** BEGIN EXERCISE MATERIAL **

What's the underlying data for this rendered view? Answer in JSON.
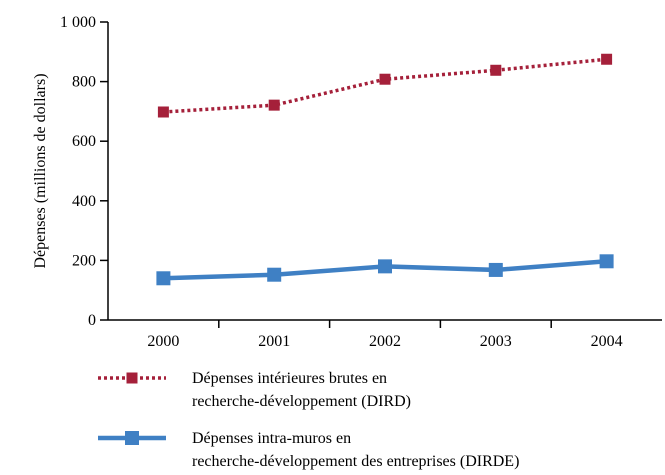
{
  "chart_data": {
    "type": "line",
    "y_label": "Dépenses (millions de dollars)",
    "categories": [
      "2000",
      "2001",
      "2002",
      "2003",
      "2004"
    ],
    "series": [
      {
        "name": "Dépenses intérieures brutes en recherche-développement (DIRD)",
        "color": "#a5203a",
        "dash": true,
        "values": [
          698,
          721,
          808,
          838,
          875
        ]
      },
      {
        "name": "Dépenses intra-muros en recherche-développement des entreprises (DIRDE)",
        "color": "#3f80c4",
        "dash": false,
        "values": [
          140,
          152,
          180,
          168,
          197
        ]
      }
    ],
    "ylim": [
      0,
      1000
    ],
    "yticks": [
      0,
      200,
      400,
      600,
      800,
      {
        "value": 1000,
        "label": "1 000"
      }
    ],
    "grid": false
  }
}
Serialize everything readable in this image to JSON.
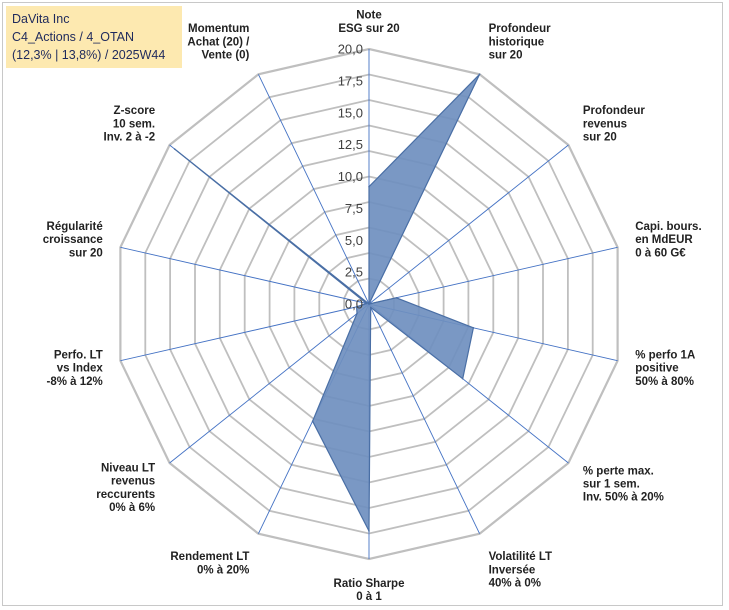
{
  "info": {
    "company": "DaVita Inc",
    "portfolio": "C4_Actions / 4_OTAN",
    "stats": "(12,3% | 13,8%) / 2025W44"
  },
  "colors": {
    "fill": "#6f8fbf",
    "stroke": "#4a6fa5",
    "spoke": "#4472c4",
    "grid": "#bfbfbf",
    "infobox": "#fde9b0"
  },
  "chart_data": {
    "type": "radar",
    "title": "",
    "axes": [
      {
        "label": [
          "Note",
          "ESG sur 20"
        ]
      },
      {
        "label": [
          "Profondeur",
          "historique",
          "sur 20"
        ]
      },
      {
        "label": [
          "Profondeur",
          "revenus",
          "sur 20"
        ]
      },
      {
        "label": [
          "Capi. bours.",
          "en MdEUR",
          "0 à 60 G€"
        ]
      },
      {
        "label": [
          "% perfo 1A",
          "positive",
          "50% à 80%"
        ]
      },
      {
        "label": [
          "% perte max.",
          "sur 1 sem.",
          "Inv. 50% à 20%"
        ]
      },
      {
        "label": [
          "Volatilité LT",
          "Inversée",
          "40% à 0%"
        ]
      },
      {
        "label": [
          "Ratio Sharpe",
          "0 à 1"
        ]
      },
      {
        "label": [
          "Rendement LT",
          "0% à 20%"
        ]
      },
      {
        "label": [
          "Niveau LT",
          "revenus",
          "reccurents",
          "0% à 6%"
        ]
      },
      {
        "label": [
          "Perfo. LT",
          "vs Index",
          "-8% à 12%"
        ]
      },
      {
        "label": [
          "Régularité",
          "croissance",
          "sur 20"
        ]
      },
      {
        "label": [
          "Z-score",
          "10 sem.",
          "Inv. 2 à -2"
        ]
      },
      {
        "label": [
          "Momentum",
          "Achat (20) /",
          "Vente (0)"
        ]
      }
    ],
    "values": [
      9.2,
      20.0,
      0.0,
      2.2,
      8.4,
      9.4,
      0.3,
      17.8,
      10.2,
      1.2,
      1.0,
      0.2,
      19.5,
      0.0
    ],
    "range": [
      0,
      20
    ],
    "tick_step": 2.5,
    "tick_labels": [
      "0,0",
      "2,5",
      "5,0",
      "7,5",
      "10,0",
      "12,5",
      "15,0",
      "17,5",
      "20,0"
    ],
    "grid_rings": 10
  }
}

** END EXERCISE MATERIAL **

__TASK GOAL__
Count the lines above in which the word "JSON" appears, then state only that count.

__REPLY TO THE TASK__
2